■ Metin bölümü

__________

1955-1956 öğrenim yılında Eskişehir, Bornova, Kadıköy, Konya, Samsun ve Diyarbakır da beş adet Maarif Koleji açıldı. 1957 yılında ABD ile yapılan ikili kültür anlaşması gereği yabancı uzman ve barış  gönüllüleri bu okullarda öğretmen olarak görev almaya başladılar. Bu durum 1969 yılına kadar sürdü. 1976 yılında ise okulların sayıları artırılarak isimleri Anadolu Lisesi yapıldı. Anadolu Türkçe bir kelime olmayıp Anatolia’dan gelir. Doğu anlamındaki bir yunanca kelimeden türetilmiştir. Anadolu kelimesini misyonerler çok severler. Türkiye cumhuriyeti’ni bile Anadolu Federasyonu olarak görmek isterler.

Teknik Anadolu liseleri olduğu gibi, şimdi Anadolu İmam Hatip Liseleri de var. Nasıl başladığını zamanın Milli Eğitim Bakanı, Sinanoğlu’na şöyle anlatmış: Avusturya’da yaşayan müslüman Türkler, okulda öğrencilerine din dersi verilmesini talep edince, Avusturya, Almanca olmak koşuluyla izin verir. Çünkü Avusturya anayasasında eğitim ana dilde olmak zorunda. Bunun üzerine Türk Milli Eğitim Bakanlığı olarak din öğretmeni yetiştirmek amacıyla Zonguldak’ta Almanca Anadolu İmam Hatip Lisesi açtık. Bunu diğer diller ve okullar takip etti ve sayı arttı.

__________

■ Veriler
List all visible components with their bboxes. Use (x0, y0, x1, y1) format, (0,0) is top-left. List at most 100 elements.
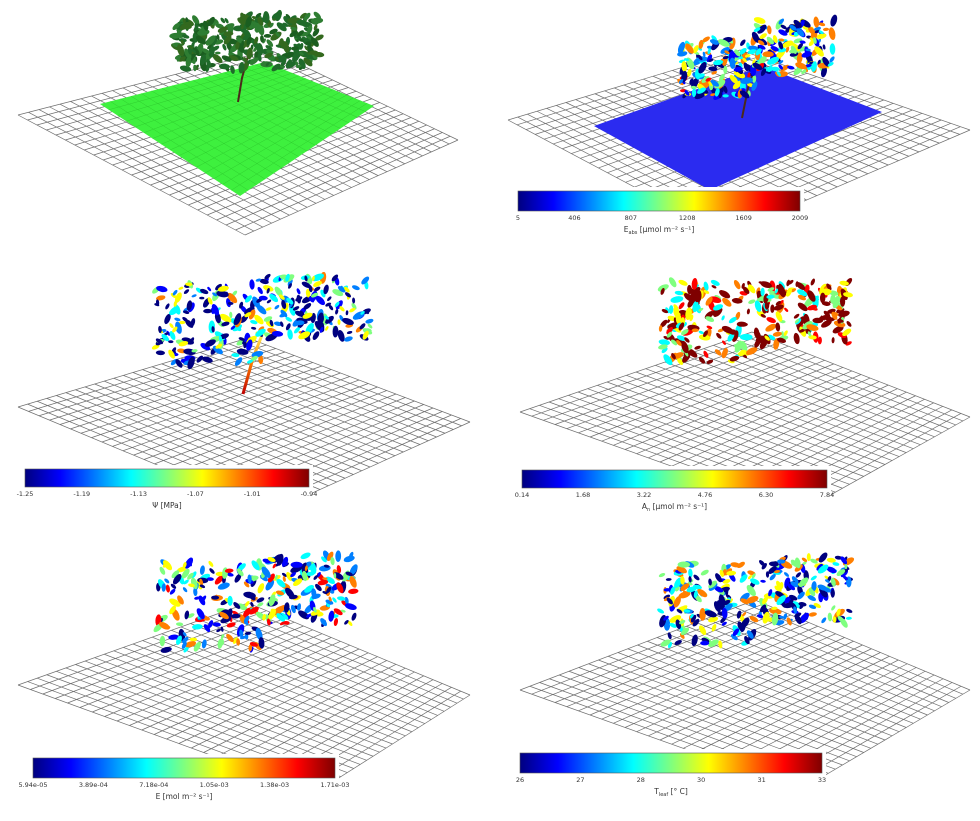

__________

■ Görev listesi
1. Anadolu liseleriyle ilgili metne göre şu soruları yanıtlayın:
(a) 1976 yılında okulların adı ne olarak değiştirildi?
(b) Almanca Anadolu İmam Hatip Lisesi hangi ilde açıldı?
(c) Yabancı uzman ve barış gönüllülerinin bu okullarda öğretmenlik yapması hangi yıla kadar sürdü?
2. Anadolu liseleri üzerine olan metni son cümlesinden sonra sürdürün.

■ Görev sonuçları
1.
(a) Anadolu Lisesi
(b) Zonguldak
(c) 1969

2.
Diğer Devletler neler yaptılar
1917 yılına kadar bütün dünya Türkleri, İslam’ın kabulüyle gelen Arap harflerini kullanıyordu. 1917'den sonra Ruslar önce bazı Türki devletleri Latin alfabesine geçirdiler. Atatürk Türkiye’yi Latin alfabesine geçirince bu kez Ruslar Özbekistan ve Kazakistan diye ikiye böldükleri Türkistan Sovyet Cumhuriyetlerine değişik kril alfabeleri verdiler. Böylece Türki devletler ile aramızdaki dil birliğini bozdular. Son senelerde bazı Türki devletler yeniden latin alfabesine geçtiler.

Ruslar, 1953 yılında Kazakistan'da Rusça eğitim yaptılar. Buradan mezun olanlara iş imkanları yarattılar. Dolayısıyla diğer okullara ilgi azaldı. Ana okullarına kadar indiler. Çocuklar artık anne ve babalarıyla Kazakça konuşamıyor. Şimdi Kazak nüfusun %40’ı Kazakça bilmiyor.

Romalılar Keltlere yapmışlar, İngilizler İrlanda’lılara, Hintlilere yapmışlar. Cezayir’de Fransızlar aynısını yaptı, gazeteler artık Fransızca çıkıyor. Afrika’da bir nehrin bir tarafı Gambiya, diğer tarafı Senegal. Bir taraf İngiliz bir taraf Fransız sömürgesi. Bunlar eskiden aynı dili konuşan bir kabileymiş şimdi birbirleriyle konuşamıyorlar.  1952 den beri Türkiye’de de uygulanıyor.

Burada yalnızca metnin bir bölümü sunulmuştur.